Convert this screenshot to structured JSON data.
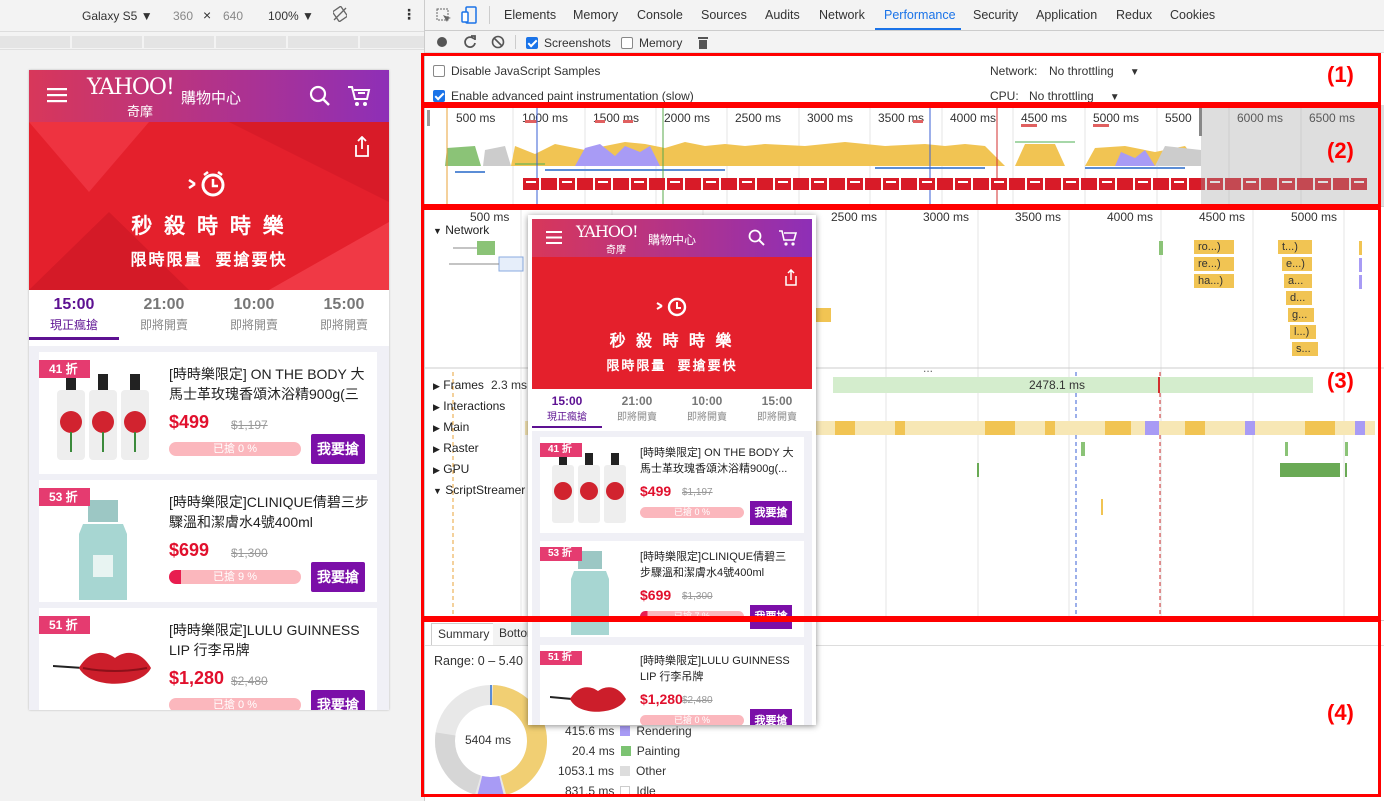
{
  "device_toolbar": {
    "device": "Galaxy S5 ▼",
    "width": "360",
    "x": "×",
    "height": "640",
    "zoom": "100% ▼"
  },
  "devtools_tabs": [
    "Elements",
    "Memory",
    "Console",
    "Sources",
    "Audits",
    "Network",
    "Performance",
    "Security",
    "Application",
    "Redux",
    "Cookies"
  ],
  "active_tab": "Performance",
  "perf_toolbar": {
    "screenshots_label": "Screenshots",
    "memory_label": "Memory"
  },
  "settings": {
    "disable_js_samples": "Disable JavaScript Samples",
    "advanced_paint": "Enable advanced paint instrumentation (slow)",
    "network_label": "Network:",
    "network_value": "No throttling",
    "cpu_label": "CPU:",
    "cpu_value": "No throttling"
  },
  "overview_ticks": [
    "500 ms",
    "1000 ms",
    "1500 ms",
    "2000 ms",
    "2500 ms",
    "3000 ms",
    "3500 ms",
    "4000 ms",
    "4500 ms",
    "5000 ms",
    "5500",
    "6000 ms",
    "6500 ms"
  ],
  "flame_ticks": [
    "500 ms",
    "1000 ms",
    "1500 ms",
    "2000 ms",
    "2500 ms",
    "3000 ms",
    "3500 ms",
    "4000 ms",
    "4500 ms",
    "5000 ms"
  ],
  "tracks": {
    "network": "Network",
    "frames": "Frames",
    "interactions": "Interactions",
    "main": "Main",
    "raster": "Raster",
    "gpu": "GPU",
    "scriptstreamer": "ScriptStreamer"
  },
  "frames_values": {
    "first": "2.3 ms",
    "second": "2478.1 ms"
  },
  "network_items": [
    "ro...)",
    "re...)",
    "ha...)",
    "t...)",
    "e...)",
    "a...",
    "d...",
    "g...",
    "l...)",
    "s..."
  ],
  "bottom": {
    "tabs": [
      "Summary",
      "Bottom-Up"
    ],
    "range": "Range: 0 – 5.40",
    "donut_total": "5404 ms",
    "legend": [
      {
        "value": "415.6 ms",
        "label": "Rendering",
        "color": "#a89bf5"
      },
      {
        "value": "20.4 ms",
        "label": "Painting",
        "color": "#7cc372"
      },
      {
        "value": "1053.1 ms",
        "label": "Other",
        "color": "#dddddd"
      },
      {
        "value": "831.5 ms",
        "label": "Idle",
        "color": "#ffffff"
      }
    ]
  },
  "annotations": [
    "(1)",
    "(2)",
    "(3)",
    "(4)"
  ],
  "phone": {
    "logo": "YAHOO!",
    "logo_sub": "奇摩",
    "store": "購物中心",
    "banner_title": "秒 殺 時 時 樂",
    "banner_sub": "限時限量  要搶要快",
    "tabs": [
      {
        "time": "15:00",
        "status": "現正瘋搶",
        "active": true
      },
      {
        "time": "21:00",
        "status": "即將開賣"
      },
      {
        "time": "10:00",
        "status": "即將開賣"
      },
      {
        "time": "15:00",
        "status": "即將開賣"
      }
    ],
    "products": [
      {
        "discount": "41 折",
        "title": "[時時樂限定] ON THE BODY 大馬士革玫瑰香頌沐浴精900g(三",
        "price": "$499",
        "orig": "$1,197",
        "sold": "已搶 0 %",
        "buy": "我要搶"
      },
      {
        "discount": "53 折",
        "title": "[時時樂限定]CLINIQUE倩碧三步驟溫和潔膚水4號400ml",
        "price": "$699",
        "orig": "$1,300",
        "sold": "已搶 9 %",
        "buy": "我要搶"
      },
      {
        "discount": "51 折",
        "title": "[時時樂限定]LULU GUINNESS LIP 行李吊牌",
        "price": "$1,280",
        "orig": "$2,480",
        "sold": "已搶 0 %",
        "buy": "我要搶"
      }
    ]
  },
  "popup": {
    "products": [
      {
        "discount": "41 折",
        "title": "[時時樂限定] ON THE BODY 大馬士革玫瑰香頌沐浴精900g(...",
        "price": "$499",
        "orig": "$1,197",
        "sold": "已搶 0 %",
        "buy": "我要搶"
      },
      {
        "discount": "53 折",
        "title": "[時時樂限定]CLINIQUE倩碧三步驟溫和潔膚水4號400ml",
        "price": "$699",
        "orig": "$1,300",
        "sold": "已搶 7 %",
        "buy": "我要搶"
      },
      {
        "discount": "51 折",
        "title": "[時時樂限定]LULU GUINNESS LIP 行李吊牌",
        "price": "$1,280",
        "orig": "$2,480",
        "sold": "已搶 0 %",
        "buy": "我要搶"
      }
    ]
  }
}
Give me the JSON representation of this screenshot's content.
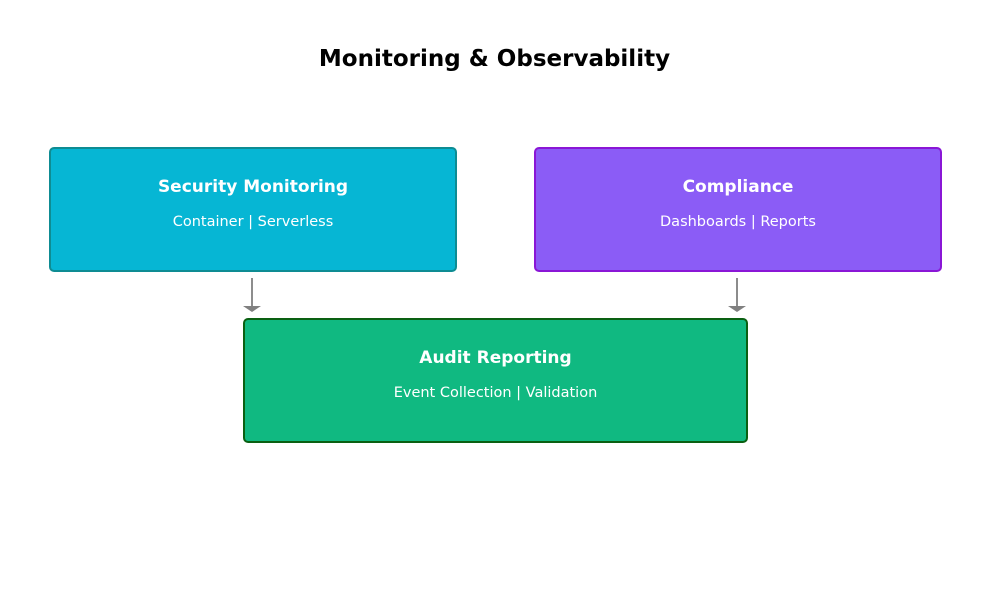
{
  "diagram": {
    "title": "Monitoring & Observability",
    "nodes": {
      "security": {
        "title": "Security Monitoring",
        "subtitle": "Container | Serverless",
        "fill": "#06b6d4",
        "border": "#0e8c93"
      },
      "compliance": {
        "title": "Compliance",
        "subtitle": "Dashboards | Reports",
        "fill": "#8b5cf6",
        "border": "#8a16d6"
      },
      "audit": {
        "title": "Audit Reporting",
        "subtitle": "Event Collection | Validation",
        "fill": "#10b981",
        "border": "#0a6012"
      }
    },
    "edges": [
      {
        "from": "security",
        "to": "audit"
      },
      {
        "from": "compliance",
        "to": "audit"
      }
    ],
    "arrow_color": "#808080"
  }
}
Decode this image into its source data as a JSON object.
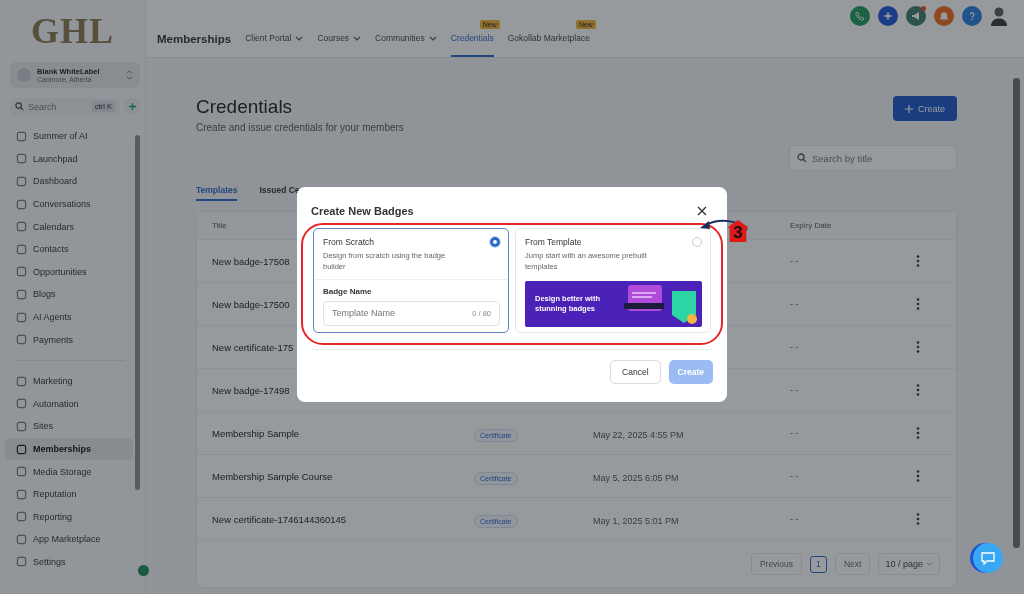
{
  "sidebar": {
    "logo": "GHL",
    "account": {
      "name": "Blank WhiteLabel",
      "location": "Canmore, Alberta"
    },
    "search": {
      "placeholder": "Search",
      "shortcut": "ctrl K"
    },
    "groups": [
      {
        "items": [
          {
            "label": "Summer of AI",
            "selected": false
          },
          {
            "label": "Launchpad",
            "selected": false
          },
          {
            "label": "Dashboard",
            "selected": false
          },
          {
            "label": "Conversations",
            "selected": false
          },
          {
            "label": "Calendars",
            "selected": false
          },
          {
            "label": "Contacts",
            "selected": false
          },
          {
            "label": "Opportunities",
            "selected": false
          },
          {
            "label": "Blogs",
            "selected": false
          },
          {
            "label": "AI Agents",
            "selected": false
          },
          {
            "label": "Payments",
            "selected": false
          }
        ]
      },
      {
        "items": [
          {
            "label": "Marketing",
            "selected": false
          },
          {
            "label": "Automation",
            "selected": false
          },
          {
            "label": "Sites",
            "selected": false
          },
          {
            "label": "Memberships",
            "selected": true
          },
          {
            "label": "Media Storage",
            "selected": false
          },
          {
            "label": "Reputation",
            "selected": false
          },
          {
            "label": "Reporting",
            "selected": false
          },
          {
            "label": "App Marketplace",
            "selected": false
          },
          {
            "label": "Settings",
            "selected": false
          }
        ]
      }
    ]
  },
  "topbar": {
    "title": "Memberships",
    "tabs": [
      {
        "label": "Client Portal",
        "dropdown": true,
        "selected": false
      },
      {
        "label": "Courses",
        "dropdown": true,
        "selected": false
      },
      {
        "label": "Communities",
        "dropdown": true,
        "selected": false
      },
      {
        "label": "Credentials",
        "dropdown": false,
        "selected": true,
        "badge": "New"
      },
      {
        "label": "Gokollab Marketplace",
        "dropdown": false,
        "selected": false,
        "badge": "New"
      }
    ]
  },
  "page": {
    "title": "Credentials",
    "subtitle": "Create and issue credentials for your members",
    "create_button": "Create",
    "search": {
      "placeholder": "Search by title"
    },
    "tabs": [
      {
        "label": "Templates",
        "selected": true
      },
      {
        "label": "Issued Ce",
        "selected": false
      }
    ],
    "table": {
      "columns": {
        "title": "Title",
        "expiry": "Expiry Date"
      },
      "rows": [
        {
          "title": "New badge-17508",
          "expiry": "- -"
        },
        {
          "title": "New badge-17500",
          "expiry": "- -"
        },
        {
          "title": "New certificate-175",
          "expiry": "- -"
        },
        {
          "title": "New badge-17498",
          "expiry": "- -"
        },
        {
          "title": "Membership Sample",
          "type": "Certificate",
          "created": "May 22, 2025 4:55 PM",
          "expiry": "- -"
        },
        {
          "title": "Membership Sample Course",
          "type": "Certificate",
          "created": "May 5, 2025 6:05 PM",
          "expiry": "- -"
        },
        {
          "title": "New certificate-1746144360145",
          "type": "Certificate",
          "created": "May 1, 2025 5:01 PM",
          "expiry": "- -"
        }
      ]
    },
    "pagination": {
      "previous": "Previous",
      "pages": [
        {
          "label": "1",
          "selected": true
        }
      ],
      "next": "Next",
      "page_size": "10 / page"
    }
  },
  "modal": {
    "title": "Create New Badges",
    "options": [
      {
        "kind": "scratch",
        "title": "From Scratch",
        "description": "Design from scratch using the badge builder",
        "selected": true,
        "field_label": "Badge Name",
        "placeholder": "Template Name",
        "counter": "0 / 80"
      },
      {
        "kind": "template",
        "title": "From Template",
        "description": "Jump start with an awesome prebuilt templates",
        "selected": false,
        "banner_text": "Design better with stunning badges"
      }
    ],
    "cancel": "Cancel",
    "create": "Create",
    "create_disabled": true
  },
  "annotation": {
    "label": "3"
  }
}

··········

Give the number of lines in the records above that contain the word "Reporting". Reply with that number alone.

2